• **Set problem**: Your task is to repeat all of the material exactly.

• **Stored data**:
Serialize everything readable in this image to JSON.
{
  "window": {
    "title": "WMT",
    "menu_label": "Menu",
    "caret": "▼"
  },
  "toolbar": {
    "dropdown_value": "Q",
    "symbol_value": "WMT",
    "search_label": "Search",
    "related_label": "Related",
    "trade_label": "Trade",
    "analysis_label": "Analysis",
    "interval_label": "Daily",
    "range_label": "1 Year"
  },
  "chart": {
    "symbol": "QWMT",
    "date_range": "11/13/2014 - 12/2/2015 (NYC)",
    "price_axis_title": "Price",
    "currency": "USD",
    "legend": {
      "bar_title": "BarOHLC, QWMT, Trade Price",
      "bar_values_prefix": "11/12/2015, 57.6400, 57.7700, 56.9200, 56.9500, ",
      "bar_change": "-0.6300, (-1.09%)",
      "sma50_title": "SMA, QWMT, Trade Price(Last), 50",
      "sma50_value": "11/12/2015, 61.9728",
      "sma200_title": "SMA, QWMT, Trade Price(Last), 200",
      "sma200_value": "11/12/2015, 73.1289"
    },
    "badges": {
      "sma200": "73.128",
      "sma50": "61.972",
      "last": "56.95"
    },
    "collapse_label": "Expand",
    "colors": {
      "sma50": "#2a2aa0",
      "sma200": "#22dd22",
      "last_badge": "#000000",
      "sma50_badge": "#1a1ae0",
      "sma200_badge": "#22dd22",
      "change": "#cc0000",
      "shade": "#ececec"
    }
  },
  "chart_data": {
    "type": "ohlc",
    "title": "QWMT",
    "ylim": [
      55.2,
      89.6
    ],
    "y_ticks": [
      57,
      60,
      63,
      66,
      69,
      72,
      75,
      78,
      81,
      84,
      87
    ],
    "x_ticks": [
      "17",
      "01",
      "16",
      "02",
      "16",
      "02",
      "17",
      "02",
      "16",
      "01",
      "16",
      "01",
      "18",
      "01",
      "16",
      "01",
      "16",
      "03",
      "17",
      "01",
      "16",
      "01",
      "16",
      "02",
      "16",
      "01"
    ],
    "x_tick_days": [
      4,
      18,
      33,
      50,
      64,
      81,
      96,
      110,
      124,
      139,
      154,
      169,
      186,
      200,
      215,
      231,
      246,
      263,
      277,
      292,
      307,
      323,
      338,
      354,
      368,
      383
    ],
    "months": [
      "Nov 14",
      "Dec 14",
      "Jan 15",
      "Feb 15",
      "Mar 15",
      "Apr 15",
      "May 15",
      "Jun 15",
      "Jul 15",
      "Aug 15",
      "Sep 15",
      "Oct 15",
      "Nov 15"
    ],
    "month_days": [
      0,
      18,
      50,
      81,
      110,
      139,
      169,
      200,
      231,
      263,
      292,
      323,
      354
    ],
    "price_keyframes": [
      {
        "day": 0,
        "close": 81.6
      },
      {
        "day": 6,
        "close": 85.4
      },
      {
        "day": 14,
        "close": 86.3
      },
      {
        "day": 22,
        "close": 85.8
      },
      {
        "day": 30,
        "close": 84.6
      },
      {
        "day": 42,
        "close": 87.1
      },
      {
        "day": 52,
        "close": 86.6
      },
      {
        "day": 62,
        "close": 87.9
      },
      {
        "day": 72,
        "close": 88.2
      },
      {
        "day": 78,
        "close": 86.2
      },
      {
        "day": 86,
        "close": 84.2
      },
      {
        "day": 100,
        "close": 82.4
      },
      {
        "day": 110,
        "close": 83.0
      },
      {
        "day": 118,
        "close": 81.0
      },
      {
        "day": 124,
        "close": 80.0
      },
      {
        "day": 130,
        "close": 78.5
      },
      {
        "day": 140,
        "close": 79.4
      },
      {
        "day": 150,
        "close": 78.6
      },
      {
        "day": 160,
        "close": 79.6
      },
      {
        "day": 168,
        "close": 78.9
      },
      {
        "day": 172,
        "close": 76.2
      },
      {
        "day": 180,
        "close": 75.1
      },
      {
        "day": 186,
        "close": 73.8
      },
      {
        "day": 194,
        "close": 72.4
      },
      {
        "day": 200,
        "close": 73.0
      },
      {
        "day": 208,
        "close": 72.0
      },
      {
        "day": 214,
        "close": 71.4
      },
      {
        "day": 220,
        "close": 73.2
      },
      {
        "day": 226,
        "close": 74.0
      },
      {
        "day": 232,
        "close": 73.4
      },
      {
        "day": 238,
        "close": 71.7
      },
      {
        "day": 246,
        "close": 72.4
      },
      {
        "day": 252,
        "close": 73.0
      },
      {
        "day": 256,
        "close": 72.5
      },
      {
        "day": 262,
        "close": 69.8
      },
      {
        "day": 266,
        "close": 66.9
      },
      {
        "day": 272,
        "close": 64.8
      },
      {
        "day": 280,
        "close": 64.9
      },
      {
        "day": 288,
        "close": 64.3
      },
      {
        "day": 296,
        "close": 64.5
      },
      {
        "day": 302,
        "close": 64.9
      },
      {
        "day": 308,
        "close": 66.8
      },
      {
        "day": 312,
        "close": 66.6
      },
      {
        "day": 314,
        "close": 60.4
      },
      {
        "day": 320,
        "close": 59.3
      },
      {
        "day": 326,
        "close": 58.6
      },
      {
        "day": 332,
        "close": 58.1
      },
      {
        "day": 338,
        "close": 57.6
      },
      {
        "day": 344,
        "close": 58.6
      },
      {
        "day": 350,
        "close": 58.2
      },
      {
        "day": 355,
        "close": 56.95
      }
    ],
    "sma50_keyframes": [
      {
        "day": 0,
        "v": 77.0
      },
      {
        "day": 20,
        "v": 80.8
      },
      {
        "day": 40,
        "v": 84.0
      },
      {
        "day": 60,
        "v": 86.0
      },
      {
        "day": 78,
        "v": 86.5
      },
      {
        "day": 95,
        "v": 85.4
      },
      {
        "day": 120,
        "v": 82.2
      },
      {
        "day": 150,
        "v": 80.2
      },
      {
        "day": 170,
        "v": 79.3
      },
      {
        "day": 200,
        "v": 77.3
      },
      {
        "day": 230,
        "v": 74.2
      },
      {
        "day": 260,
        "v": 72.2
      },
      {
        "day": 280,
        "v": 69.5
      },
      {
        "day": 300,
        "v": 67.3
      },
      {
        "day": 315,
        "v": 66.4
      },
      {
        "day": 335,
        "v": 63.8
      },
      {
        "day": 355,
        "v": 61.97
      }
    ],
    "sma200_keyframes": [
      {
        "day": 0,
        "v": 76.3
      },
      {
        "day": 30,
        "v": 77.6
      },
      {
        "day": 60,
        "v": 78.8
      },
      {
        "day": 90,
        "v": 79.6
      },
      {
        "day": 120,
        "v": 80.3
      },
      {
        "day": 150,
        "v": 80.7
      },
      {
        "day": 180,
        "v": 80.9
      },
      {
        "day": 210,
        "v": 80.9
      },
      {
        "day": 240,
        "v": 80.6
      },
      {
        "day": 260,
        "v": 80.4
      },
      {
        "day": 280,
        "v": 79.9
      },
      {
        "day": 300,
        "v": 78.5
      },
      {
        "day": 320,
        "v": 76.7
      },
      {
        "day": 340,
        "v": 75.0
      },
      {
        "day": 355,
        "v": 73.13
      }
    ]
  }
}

• **Written response**:
Serialize everything readable in this image to JSON.
{
  "window": {
    "title": "WMT",
    "menu_label": "Menu",
    "caret": "▼"
  },
  "toolbar": {
    "dropdown_value": "Q",
    "symbol_value": "WMT",
    "search_label": "Search",
    "related_label": "Related",
    "trade_label": "Trade",
    "analysis_label": "Analysis",
    "interval_label": "Daily",
    "range_label": "1 Year"
  },
  "chart": {
    "symbol": "QWMT",
    "date_range": "11/13/2014 - 12/2/2015 (NYC)",
    "price_axis_title": "Price",
    "currency": "USD",
    "legend": {
      "bar_title": "BarOHLC, QWMT, Trade Price",
      "bar_values_prefix": "11/12/2015, 57.6400, 57.7700, 56.9200, 56.9500, ",
      "bar_change": "-0.6300, (-1.09%)",
      "sma50_title": "SMA, QWMT, Trade Price(Last), 50",
      "sma50_value": "11/12/2015, 61.9728",
      "sma200_title": "SMA, QWMT, Trade Price(Last), 200",
      "sma200_value": "11/12/2015, 73.1289"
    },
    "badges": {
      "sma200": "73.128",
      "sma50": "61.972",
      "last": "56.95"
    },
    "collapse_label": "Expand",
    "colors": {
      "sma50": "#2a2aa0",
      "sma200": "#22dd22",
      "last_badge": "#000000",
      "sma50_badge": "#1a1ae0",
      "sma200_badge": "#22dd22",
      "change": "#cc0000",
      "shade": "#ececec"
    }
  },
  "chart_data": {
    "type": "ohlc",
    "title": "QWMT",
    "ylim": [
      55.2,
      89.6
    ],
    "y_ticks": [
      57,
      60,
      63,
      66,
      69,
      72,
      75,
      78,
      81,
      84,
      87
    ],
    "x_ticks": [
      "17",
      "01",
      "16",
      "02",
      "16",
      "02",
      "17",
      "02",
      "16",
      "01",
      "16",
      "01",
      "18",
      "01",
      "16",
      "01",
      "16",
      "03",
      "17",
      "01",
      "16",
      "01",
      "16",
      "02",
      "16",
      "01"
    ],
    "x_tick_days": [
      4,
      18,
      33,
      50,
      64,
      81,
      96,
      110,
      124,
      139,
      154,
      169,
      186,
      200,
      215,
      231,
      246,
      263,
      277,
      292,
      307,
      323,
      338,
      354,
      368,
      383
    ],
    "months": [
      "Nov 14",
      "Dec 14",
      "Jan 15",
      "Feb 15",
      "Mar 15",
      "Apr 15",
      "May 15",
      "Jun 15",
      "Jul 15",
      "Aug 15",
      "Sep 15",
      "Oct 15",
      "Nov 15"
    ],
    "month_days": [
      0,
      18,
      50,
      81,
      110,
      139,
      169,
      200,
      231,
      263,
      292,
      323,
      354
    ],
    "price_keyframes": [
      {
        "day": 0,
        "close": 81.6
      },
      {
        "day": 6,
        "close": 85.4
      },
      {
        "day": 14,
        "close": 86.3
      },
      {
        "day": 22,
        "close": 85.8
      },
      {
        "day": 30,
        "close": 84.6
      },
      {
        "day": 42,
        "close": 87.1
      },
      {
        "day": 52,
        "close": 86.6
      },
      {
        "day": 62,
        "close": 87.9
      },
      {
        "day": 72,
        "close": 88.2
      },
      {
        "day": 78,
        "close": 86.2
      },
      {
        "day": 86,
        "close": 84.2
      },
      {
        "day": 100,
        "close": 82.4
      },
      {
        "day": 110,
        "close": 83.0
      },
      {
        "day": 118,
        "close": 81.0
      },
      {
        "day": 124,
        "close": 80.0
      },
      {
        "day": 130,
        "close": 78.5
      },
      {
        "day": 140,
        "close": 79.4
      },
      {
        "day": 150,
        "close": 78.6
      },
      {
        "day": 160,
        "close": 79.6
      },
      {
        "day": 168,
        "close": 78.9
      },
      {
        "day": 172,
        "close": 76.2
      },
      {
        "day": 180,
        "close": 75.1
      },
      {
        "day": 186,
        "close": 73.8
      },
      {
        "day": 194,
        "close": 72.4
      },
      {
        "day": 200,
        "close": 73.0
      },
      {
        "day": 208,
        "close": 72.0
      },
      {
        "day": 214,
        "close": 71.4
      },
      {
        "day": 220,
        "close": 73.2
      },
      {
        "day": 226,
        "close": 74.0
      },
      {
        "day": 232,
        "close": 73.4
      },
      {
        "day": 238,
        "close": 71.7
      },
      {
        "day": 246,
        "close": 72.4
      },
      {
        "day": 252,
        "close": 73.0
      },
      {
        "day": 256,
        "close": 72.5
      },
      {
        "day": 262,
        "close": 69.8
      },
      {
        "day": 266,
        "close": 66.9
      },
      {
        "day": 272,
        "close": 64.8
      },
      {
        "day": 280,
        "close": 64.9
      },
      {
        "day": 288,
        "close": 64.3
      },
      {
        "day": 296,
        "close": 64.5
      },
      {
        "day": 302,
        "close": 64.9
      },
      {
        "day": 308,
        "close": 66.8
      },
      {
        "day": 312,
        "close": 66.6
      },
      {
        "day": 314,
        "close": 60.4
      },
      {
        "day": 320,
        "close": 59.3
      },
      {
        "day": 326,
        "close": 58.6
      },
      {
        "day": 332,
        "close": 58.1
      },
      {
        "day": 338,
        "close": 57.6
      },
      {
        "day": 344,
        "close": 58.6
      },
      {
        "day": 350,
        "close": 58.2
      },
      {
        "day": 355,
        "close": 56.95
      }
    ],
    "sma50_keyframes": [
      {
        "day": 0,
        "v": 77.0
      },
      {
        "day": 20,
        "v": 80.8
      },
      {
        "day": 40,
        "v": 84.0
      },
      {
        "day": 60,
        "v": 86.0
      },
      {
        "day": 78,
        "v": 86.5
      },
      {
        "day": 95,
        "v": 85.4
      },
      {
        "day": 120,
        "v": 82.2
      },
      {
        "day": 150,
        "v": 80.2
      },
      {
        "day": 170,
        "v": 79.3
      },
      {
        "day": 200,
        "v": 77.3
      },
      {
        "day": 230,
        "v": 74.2
      },
      {
        "day": 260,
        "v": 72.2
      },
      {
        "day": 280,
        "v": 69.5
      },
      {
        "day": 300,
        "v": 67.3
      },
      {
        "day": 315,
        "v": 66.4
      },
      {
        "day": 335,
        "v": 63.8
      },
      {
        "day": 355,
        "v": 61.97
      }
    ],
    "sma200_keyframes": [
      {
        "day": 0,
        "v": 76.3
      },
      {
        "day": 30,
        "v": 77.6
      },
      {
        "day": 60,
        "v": 78.8
      },
      {
        "day": 90,
        "v": 79.6
      },
      {
        "day": 120,
        "v": 80.3
      },
      {
        "day": 150,
        "v": 80.7
      },
      {
        "day": 180,
        "v": 80.9
      },
      {
        "day": 210,
        "v": 80.9
      },
      {
        "day": 240,
        "v": 80.6
      },
      {
        "day": 260,
        "v": 80.4
      },
      {
        "day": 280,
        "v": 79.9
      },
      {
        "day": 300,
        "v": 78.5
      },
      {
        "day": 320,
        "v": 76.7
      },
      {
        "day": 340,
        "v": 75.0
      },
      {
        "day": 355,
        "v": 73.13
      }
    ]
  }
}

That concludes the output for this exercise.